(Records about charts and figures)
********************

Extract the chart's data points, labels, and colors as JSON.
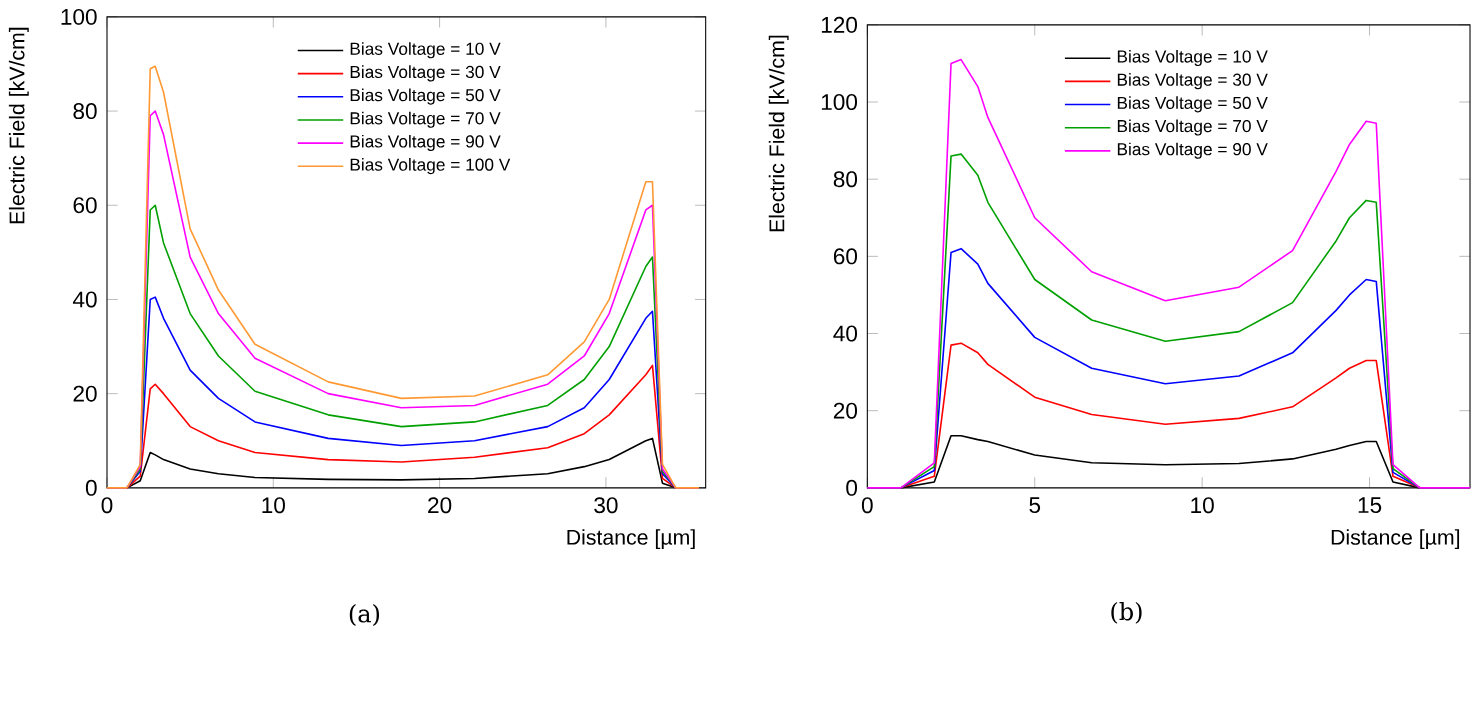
{
  "chart_data": [
    {
      "type": "line",
      "xlabel": "Distance [µm]",
      "ylabel": "Electric Field [kV/cm]",
      "xlim": [
        0,
        36
      ],
      "ylim": [
        0,
        100
      ],
      "xticks": [
        0,
        10,
        20,
        30
      ],
      "yticks": [
        0,
        20,
        40,
        60,
        80,
        100
      ],
      "legend": "top",
      "grid": false,
      "annotations": [
        "(a)"
      ],
      "x": [
        0,
        1.2,
        2.0,
        2.6,
        2.9,
        3.4,
        5.0,
        6.7,
        8.9,
        13.3,
        17.7,
        22.1,
        26.5,
        28.7,
        30.2,
        32.4,
        32.8,
        33.4,
        34.2,
        35.6
      ],
      "series": [
        {
          "name": "Bias Voltage = 10 V",
          "color": "#000000",
          "values": [
            0,
            0,
            1.5,
            7.5,
            7,
            6,
            4,
            3,
            2.2,
            1.8,
            1.7,
            2,
            3,
            4.5,
            6,
            10,
            10.5,
            1,
            0,
            0
          ]
        },
        {
          "name": "Bias Voltage = 30 V",
          "color": "#ff0000",
          "values": [
            0,
            0,
            2.5,
            21,
            22,
            20,
            13,
            10,
            7.5,
            6,
            5.5,
            6.5,
            8.5,
            11.5,
            15.5,
            24,
            26,
            2,
            0,
            0
          ]
        },
        {
          "name": "Bias Voltage = 50 V",
          "color": "#0000ff",
          "values": [
            0,
            0,
            3.5,
            40,
            40.5,
            36,
            25,
            19,
            14,
            10.5,
            9,
            10,
            13,
            17,
            23,
            36,
            37.5,
            3,
            0,
            0
          ]
        },
        {
          "name": "Bias Voltage = 70 V",
          "color": "#00a000",
          "values": [
            0,
            0,
            4,
            59,
            60,
            52,
            37,
            28,
            20.5,
            15.5,
            13,
            14,
            17.5,
            23,
            30,
            47,
            49,
            3.5,
            0,
            0
          ]
        },
        {
          "name": "Bias Voltage = 90 V",
          "color": "#ff00ff",
          "values": [
            0,
            0,
            4.5,
            79,
            80,
            75,
            49,
            37,
            27.5,
            20,
            17,
            17.5,
            22,
            28,
            37,
            59,
            60,
            4,
            0,
            0
          ]
        },
        {
          "name": "Bias Voltage = 100 V",
          "color": "#ff9933",
          "values": [
            0,
            0,
            5,
            89,
            89.5,
            84,
            55,
            42,
            30.5,
            22.5,
            19,
            19.5,
            24,
            31,
            40,
            65,
            65,
            5,
            0,
            0
          ]
        }
      ]
    },
    {
      "type": "line",
      "xlabel": "Distance [µm]",
      "ylabel": "Electric Field [kV/cm]",
      "xlim": [
        0,
        18
      ],
      "ylim": [
        0,
        120
      ],
      "xticks": [
        0,
        5,
        10,
        15
      ],
      "yticks": [
        0,
        20,
        40,
        60,
        80,
        100,
        120
      ],
      "legend": "top",
      "grid": false,
      "annotations": [
        "(b)"
      ],
      "x": [
        0,
        1.0,
        2.0,
        2.5,
        2.8,
        3.3,
        3.6,
        5.0,
        6.7,
        8.9,
        11.1,
        12.7,
        14.0,
        14.4,
        14.9,
        15.2,
        15.7,
        16.5,
        18
      ],
      "series": [
        {
          "name": "Bias Voltage = 10 V",
          "color": "#000000",
          "values": [
            0,
            0,
            1.5,
            13.5,
            13.5,
            12.5,
            12,
            8.5,
            6.5,
            6,
            6.3,
            7.5,
            10,
            11,
            12,
            12,
            1.5,
            0,
            0
          ]
        },
        {
          "name": "Bias Voltage = 30 V",
          "color": "#ff0000",
          "values": [
            0,
            0,
            3,
            37,
            37.5,
            35,
            32,
            23.5,
            19,
            16.5,
            18,
            21,
            28.5,
            31,
            33,
            33,
            3,
            0,
            0
          ]
        },
        {
          "name": "Bias Voltage = 50 V",
          "color": "#0000ff",
          "values": [
            0,
            0,
            4.5,
            61,
            62,
            58,
            53,
            39,
            31,
            27,
            29,
            35,
            46,
            50,
            54,
            53.5,
            4,
            0,
            0
          ]
        },
        {
          "name": "Bias Voltage = 70 V",
          "color": "#00a000",
          "values": [
            0,
            0,
            5.5,
            86,
            86.5,
            81,
            74,
            54,
            43.5,
            38,
            40.5,
            48,
            64,
            70,
            74.5,
            74,
            5,
            0,
            0
          ]
        },
        {
          "name": "Bias Voltage = 90 V",
          "color": "#ff00ff",
          "values": [
            0,
            0,
            6.5,
            110,
            111,
            104,
            96,
            70,
            56,
            48.5,
            52,
            61.5,
            82,
            89,
            95,
            94.5,
            6,
            0,
            0
          ]
        }
      ]
    }
  ]
}
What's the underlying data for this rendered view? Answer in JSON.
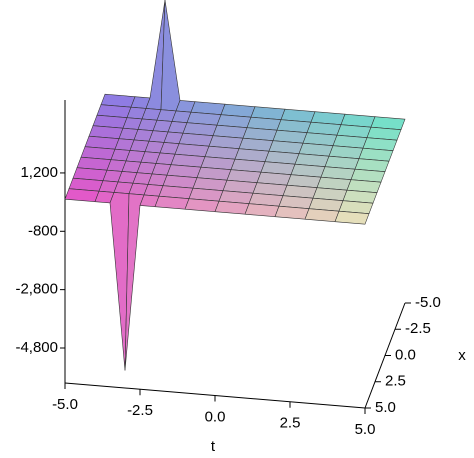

********************

Reproduce the records verbatim, omitting all images they contain.

- Answer to this exercise:
Extract the chart's data points, labels, and colors as JSON.
{
  "chart_data": [
    {
      "type": "line",
      "xlabel": "Distance [µm]",
      "ylabel": "Electric Field [kV/cm]",
      "xlim": [
        0,
        36
      ],
      "ylim": [
        0,
        100
      ],
      "xticks": [
        0,
        10,
        20,
        30
      ],
      "yticks": [
        0,
        20,
        40,
        60,
        80,
        100
      ],
      "legend": "top",
      "grid": false,
      "annotations": [
        "(a)"
      ],
      "x": [
        0,
        1.2,
        2.0,
        2.6,
        2.9,
        3.4,
        5.0,
        6.7,
        8.9,
        13.3,
        17.7,
        22.1,
        26.5,
        28.7,
        30.2,
        32.4,
        32.8,
        33.4,
        34.2,
        35.6
      ],
      "series": [
        {
          "name": "Bias Voltage = 10 V",
          "color": "#000000",
          "values": [
            0,
            0,
            1.5,
            7.5,
            7,
            6,
            4,
            3,
            2.2,
            1.8,
            1.7,
            2,
            3,
            4.5,
            6,
            10,
            10.5,
            1,
            0,
            0
          ]
        },
        {
          "name": "Bias Voltage = 30 V",
          "color": "#ff0000",
          "values": [
            0,
            0,
            2.5,
            21,
            22,
            20,
            13,
            10,
            7.5,
            6,
            5.5,
            6.5,
            8.5,
            11.5,
            15.5,
            24,
            26,
            2,
            0,
            0
          ]
        },
        {
          "name": "Bias Voltage = 50 V",
          "color": "#0000ff",
          "values": [
            0,
            0,
            3.5,
            40,
            40.5,
            36,
            25,
            19,
            14,
            10.5,
            9,
            10,
            13,
            17,
            23,
            36,
            37.5,
            3,
            0,
            0
          ]
        },
        {
          "name": "Bias Voltage = 70 V",
          "color": "#00a000",
          "values": [
            0,
            0,
            4,
            59,
            60,
            52,
            37,
            28,
            20.5,
            15.5,
            13,
            14,
            17.5,
            23,
            30,
            47,
            49,
            3.5,
            0,
            0
          ]
        },
        {
          "name": "Bias Voltage = 90 V",
          "color": "#ff00ff",
          "values": [
            0,
            0,
            4.5,
            79,
            80,
            75,
            49,
            37,
            27.5,
            20,
            17,
            17.5,
            22,
            28,
            37,
            59,
            60,
            4,
            0,
            0
          ]
        },
        {
          "name": "Bias Voltage = 100 V",
          "color": "#ff9933",
          "values": [
            0,
            0,
            5,
            89,
            89.5,
            84,
            55,
            42,
            30.5,
            22.5,
            19,
            19.5,
            24,
            31,
            40,
            65,
            65,
            5,
            0,
            0
          ]
        }
      ]
    },
    {
      "type": "line",
      "xlabel": "Distance [µm]",
      "ylabel": "Electric Field [kV/cm]",
      "xlim": [
        0,
        18
      ],
      "ylim": [
        0,
        120
      ],
      "xticks": [
        0,
        5,
        10,
        15
      ],
      "yticks": [
        0,
        20,
        40,
        60,
        80,
        100,
        120
      ],
      "legend": "top",
      "grid": false,
      "annotations": [
        "(b)"
      ],
      "x": [
        0,
        1.0,
        2.0,
        2.5,
        2.8,
        3.3,
        3.6,
        5.0,
        6.7,
        8.9,
        11.1,
        12.7,
        14.0,
        14.4,
        14.9,
        15.2,
        15.7,
        16.5,
        18
      ],
      "series": [
        {
          "name": "Bias Voltage = 10 V",
          "color": "#000000",
          "values": [
            0,
            0,
            1.5,
            13.5,
            13.5,
            12.5,
            12,
            8.5,
            6.5,
            6,
            6.3,
            7.5,
            10,
            11,
            12,
            12,
            1.5,
            0,
            0
          ]
        },
        {
          "name": "Bias Voltage = 30 V",
          "color": "#ff0000",
          "values": [
            0,
            0,
            3,
            37,
            37.5,
            35,
            32,
            23.5,
            19,
            16.5,
            18,
            21,
            28.5,
            31,
            33,
            33,
            3,
            0,
            0
          ]
        },
        {
          "name": "Bias Voltage = 50 V",
          "color": "#0000ff",
          "values": [
            0,
            0,
            4.5,
            61,
            62,
            58,
            53,
            39,
            31,
            27,
            29,
            35,
            46,
            50,
            54,
            53.5,
            4,
            0,
            0
          ]
        },
        {
          "name": "Bias Voltage = 70 V",
          "color": "#00a000",
          "values": [
            0,
            0,
            5.5,
            86,
            86.5,
            81,
            74,
            54,
            43.5,
            38,
            40.5,
            48,
            64,
            70,
            74.5,
            74,
            5,
            0,
            0
          ]
        },
        {
          "name": "Bias Voltage = 90 V",
          "color": "#ff00ff",
          "values": [
            0,
            0,
            6.5,
            110,
            111,
            104,
            96,
            70,
            56,
            48.5,
            52,
            61.5,
            82,
            89,
            95,
            94.5,
            6,
            0,
            0
          ]
        }
      ]
    }
  ]
}
What's the underlying data for this rendered view? Answer in JSON.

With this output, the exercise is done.